In the data below, find every line with the string "χαίρω" and pull it out.

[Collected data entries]
....

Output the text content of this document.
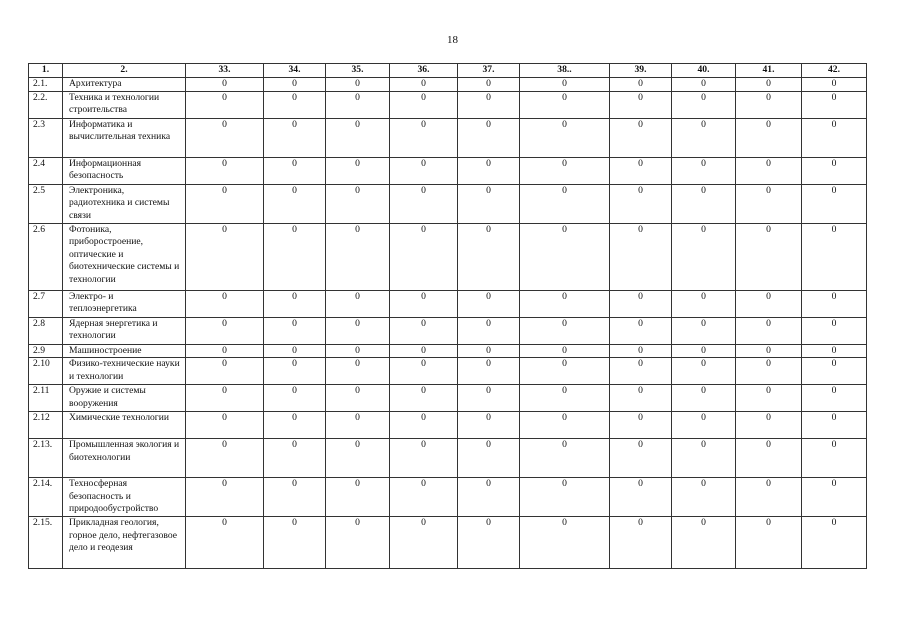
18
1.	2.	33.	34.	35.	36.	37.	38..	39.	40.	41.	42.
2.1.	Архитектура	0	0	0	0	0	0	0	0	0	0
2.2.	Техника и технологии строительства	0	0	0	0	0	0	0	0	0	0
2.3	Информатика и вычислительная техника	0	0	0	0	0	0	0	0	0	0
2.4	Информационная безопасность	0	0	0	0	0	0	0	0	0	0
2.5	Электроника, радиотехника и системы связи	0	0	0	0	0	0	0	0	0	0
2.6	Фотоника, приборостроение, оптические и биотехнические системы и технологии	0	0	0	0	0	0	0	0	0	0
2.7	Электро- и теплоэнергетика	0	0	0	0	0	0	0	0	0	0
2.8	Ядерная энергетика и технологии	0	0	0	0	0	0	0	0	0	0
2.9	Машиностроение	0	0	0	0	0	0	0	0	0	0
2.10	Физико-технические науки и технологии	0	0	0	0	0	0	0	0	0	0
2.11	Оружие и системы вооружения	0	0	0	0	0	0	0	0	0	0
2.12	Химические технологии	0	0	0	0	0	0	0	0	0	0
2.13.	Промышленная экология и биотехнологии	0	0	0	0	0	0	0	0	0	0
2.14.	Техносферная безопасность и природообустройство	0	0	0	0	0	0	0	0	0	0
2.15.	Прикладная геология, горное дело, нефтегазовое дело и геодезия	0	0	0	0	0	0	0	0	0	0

....

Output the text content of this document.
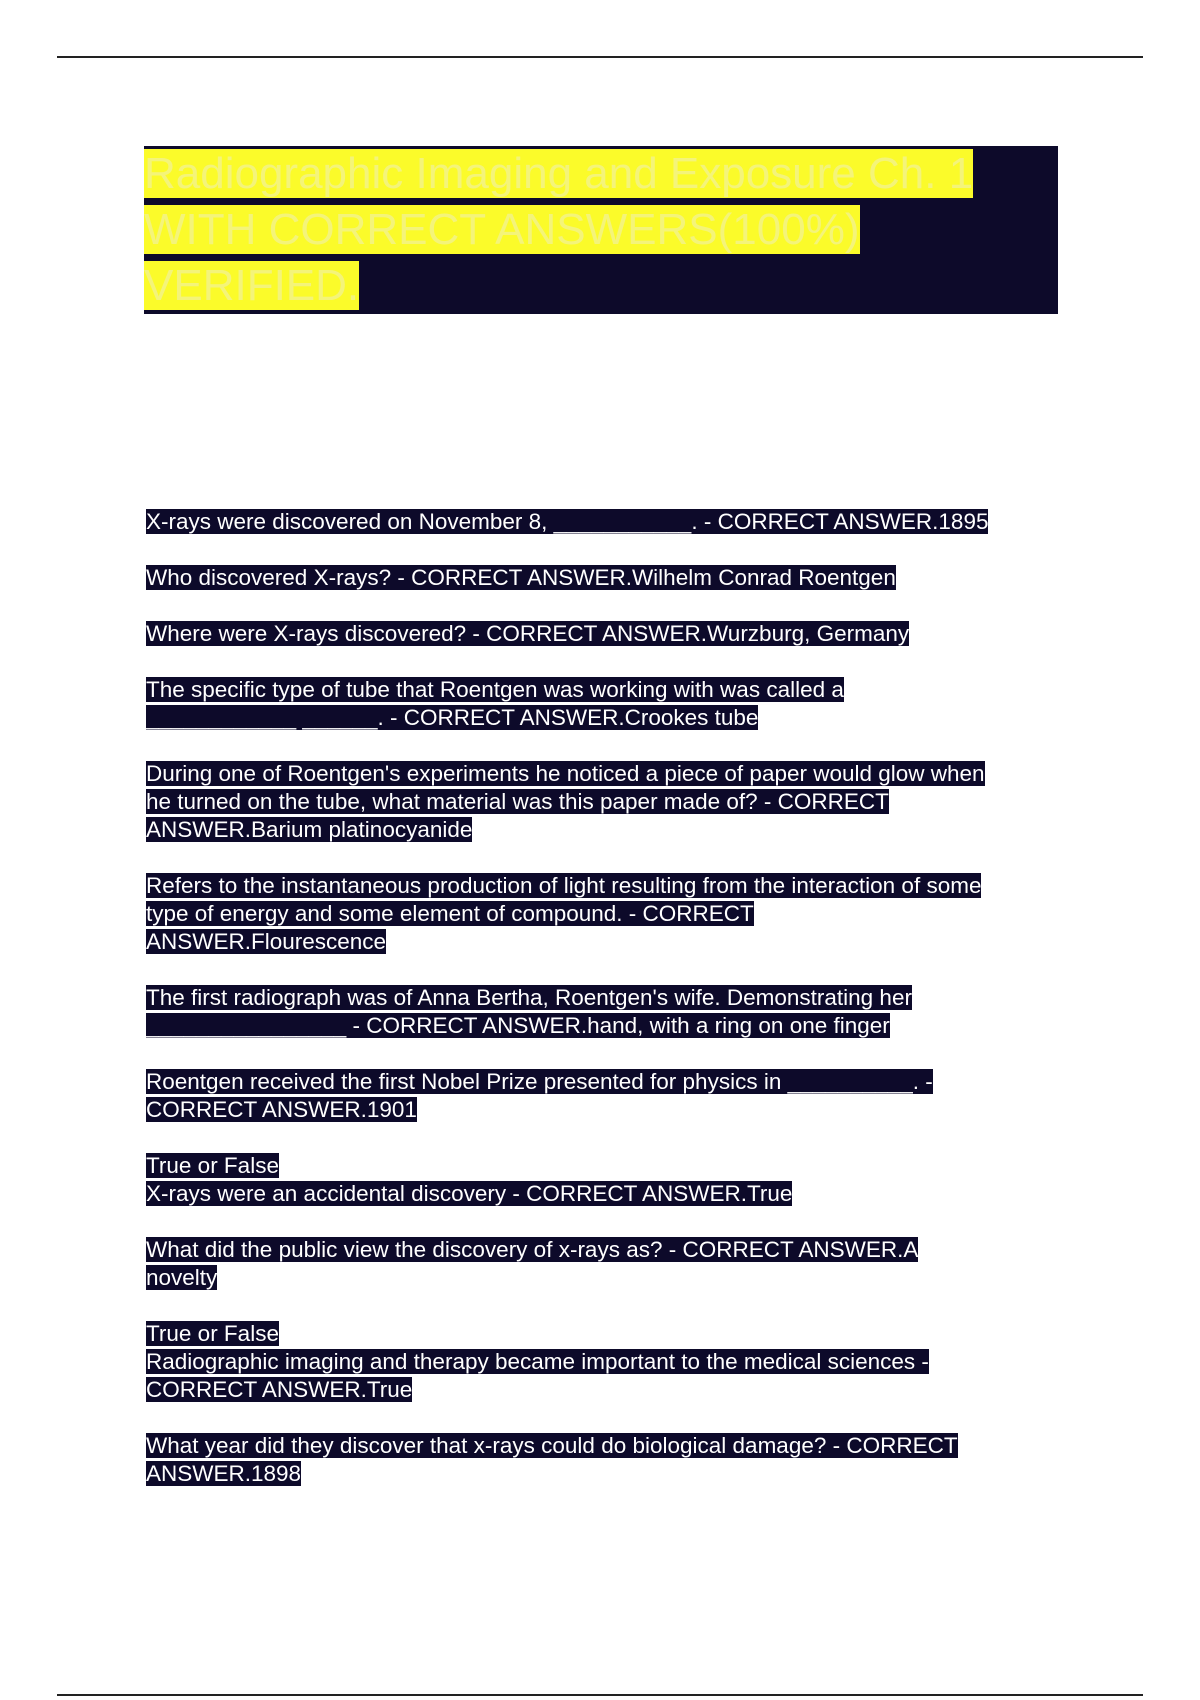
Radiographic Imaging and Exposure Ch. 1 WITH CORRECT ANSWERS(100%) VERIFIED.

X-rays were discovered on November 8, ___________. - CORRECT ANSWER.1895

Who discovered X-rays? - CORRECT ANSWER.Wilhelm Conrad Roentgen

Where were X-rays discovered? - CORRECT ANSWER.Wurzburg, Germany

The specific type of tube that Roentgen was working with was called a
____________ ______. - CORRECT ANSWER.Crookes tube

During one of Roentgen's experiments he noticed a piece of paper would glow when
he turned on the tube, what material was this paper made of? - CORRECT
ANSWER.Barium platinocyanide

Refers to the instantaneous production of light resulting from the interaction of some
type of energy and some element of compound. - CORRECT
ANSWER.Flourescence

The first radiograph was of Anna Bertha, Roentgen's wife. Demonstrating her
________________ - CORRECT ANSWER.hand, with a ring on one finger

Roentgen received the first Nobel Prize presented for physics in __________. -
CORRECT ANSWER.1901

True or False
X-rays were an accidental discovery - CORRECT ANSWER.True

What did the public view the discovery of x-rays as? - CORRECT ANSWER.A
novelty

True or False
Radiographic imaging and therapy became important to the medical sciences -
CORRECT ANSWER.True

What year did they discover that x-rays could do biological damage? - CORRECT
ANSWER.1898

....

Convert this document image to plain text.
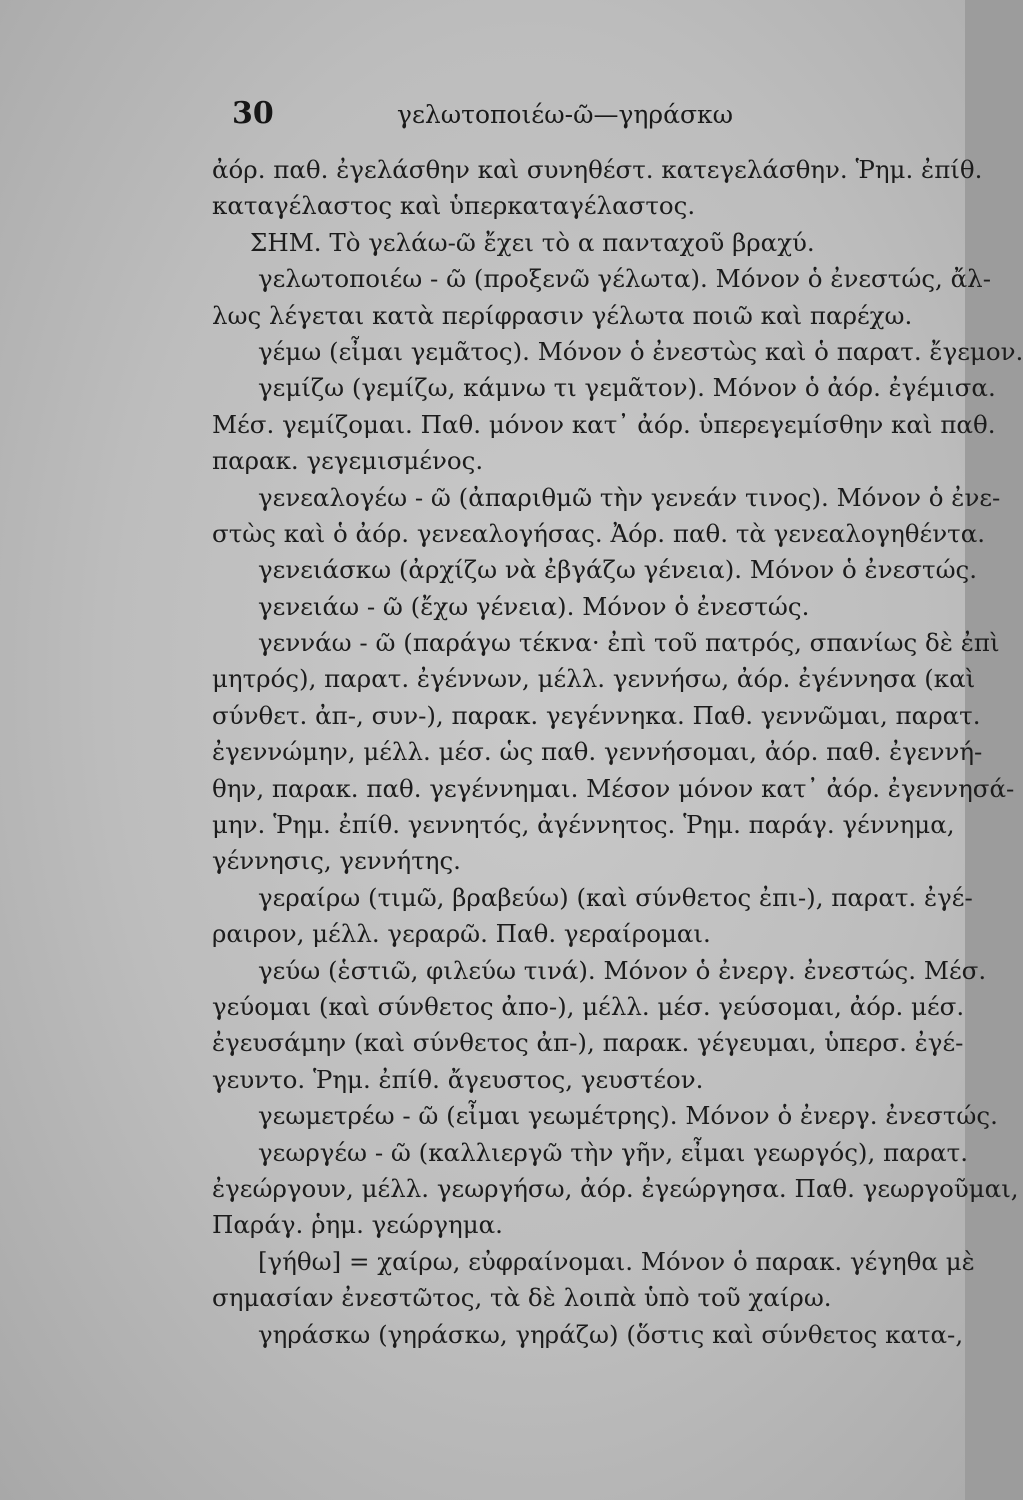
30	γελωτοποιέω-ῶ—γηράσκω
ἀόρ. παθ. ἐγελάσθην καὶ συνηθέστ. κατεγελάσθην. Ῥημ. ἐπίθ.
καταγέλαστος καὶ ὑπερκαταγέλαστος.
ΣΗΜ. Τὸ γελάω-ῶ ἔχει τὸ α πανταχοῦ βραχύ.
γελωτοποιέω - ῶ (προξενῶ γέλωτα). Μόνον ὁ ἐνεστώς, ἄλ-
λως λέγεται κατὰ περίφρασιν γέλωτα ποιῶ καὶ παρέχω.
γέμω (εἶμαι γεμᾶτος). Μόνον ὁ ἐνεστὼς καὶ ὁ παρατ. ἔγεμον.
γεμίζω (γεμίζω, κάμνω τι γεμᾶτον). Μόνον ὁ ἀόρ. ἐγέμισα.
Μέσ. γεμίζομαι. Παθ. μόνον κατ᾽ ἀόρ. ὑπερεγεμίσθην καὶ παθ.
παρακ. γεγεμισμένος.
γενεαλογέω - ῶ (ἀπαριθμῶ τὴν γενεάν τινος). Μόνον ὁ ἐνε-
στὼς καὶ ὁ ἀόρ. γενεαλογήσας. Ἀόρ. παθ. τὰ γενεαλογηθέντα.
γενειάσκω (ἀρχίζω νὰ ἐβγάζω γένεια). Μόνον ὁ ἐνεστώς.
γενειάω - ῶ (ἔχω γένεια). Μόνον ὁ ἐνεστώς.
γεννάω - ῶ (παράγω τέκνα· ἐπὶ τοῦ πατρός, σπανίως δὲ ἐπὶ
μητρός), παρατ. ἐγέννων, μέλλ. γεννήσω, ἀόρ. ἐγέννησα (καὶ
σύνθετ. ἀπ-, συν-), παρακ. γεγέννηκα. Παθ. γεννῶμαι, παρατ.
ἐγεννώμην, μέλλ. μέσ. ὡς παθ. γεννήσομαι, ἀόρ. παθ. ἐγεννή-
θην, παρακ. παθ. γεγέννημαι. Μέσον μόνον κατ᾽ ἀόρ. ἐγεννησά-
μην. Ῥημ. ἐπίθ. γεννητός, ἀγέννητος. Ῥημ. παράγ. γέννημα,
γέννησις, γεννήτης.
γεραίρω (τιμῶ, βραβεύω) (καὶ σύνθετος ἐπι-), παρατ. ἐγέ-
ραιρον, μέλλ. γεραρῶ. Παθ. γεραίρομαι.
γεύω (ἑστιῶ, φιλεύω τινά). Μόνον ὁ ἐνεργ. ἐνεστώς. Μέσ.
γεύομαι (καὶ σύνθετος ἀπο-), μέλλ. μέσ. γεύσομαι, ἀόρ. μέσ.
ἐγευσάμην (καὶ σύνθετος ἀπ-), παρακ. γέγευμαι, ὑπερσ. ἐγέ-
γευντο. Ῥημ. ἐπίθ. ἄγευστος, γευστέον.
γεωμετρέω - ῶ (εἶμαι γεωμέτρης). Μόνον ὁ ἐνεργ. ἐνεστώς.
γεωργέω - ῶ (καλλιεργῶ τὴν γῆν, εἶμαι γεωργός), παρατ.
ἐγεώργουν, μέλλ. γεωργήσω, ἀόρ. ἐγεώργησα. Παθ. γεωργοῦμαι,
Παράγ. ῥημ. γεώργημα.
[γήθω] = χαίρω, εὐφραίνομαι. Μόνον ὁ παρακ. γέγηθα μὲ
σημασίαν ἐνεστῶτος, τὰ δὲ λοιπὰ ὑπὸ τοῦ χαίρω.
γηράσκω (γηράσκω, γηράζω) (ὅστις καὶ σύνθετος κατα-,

....

EXERCISE SOLUTION:
[γήθω] = χαίρω, εὐφραίνομαι. Μόνον ὁ παρακ. γέγηθα μὲ
σημασίαν ἐνεστῶτος, τὰ δὲ λοιπὰ ὑπὸ τοῦ χαίρω.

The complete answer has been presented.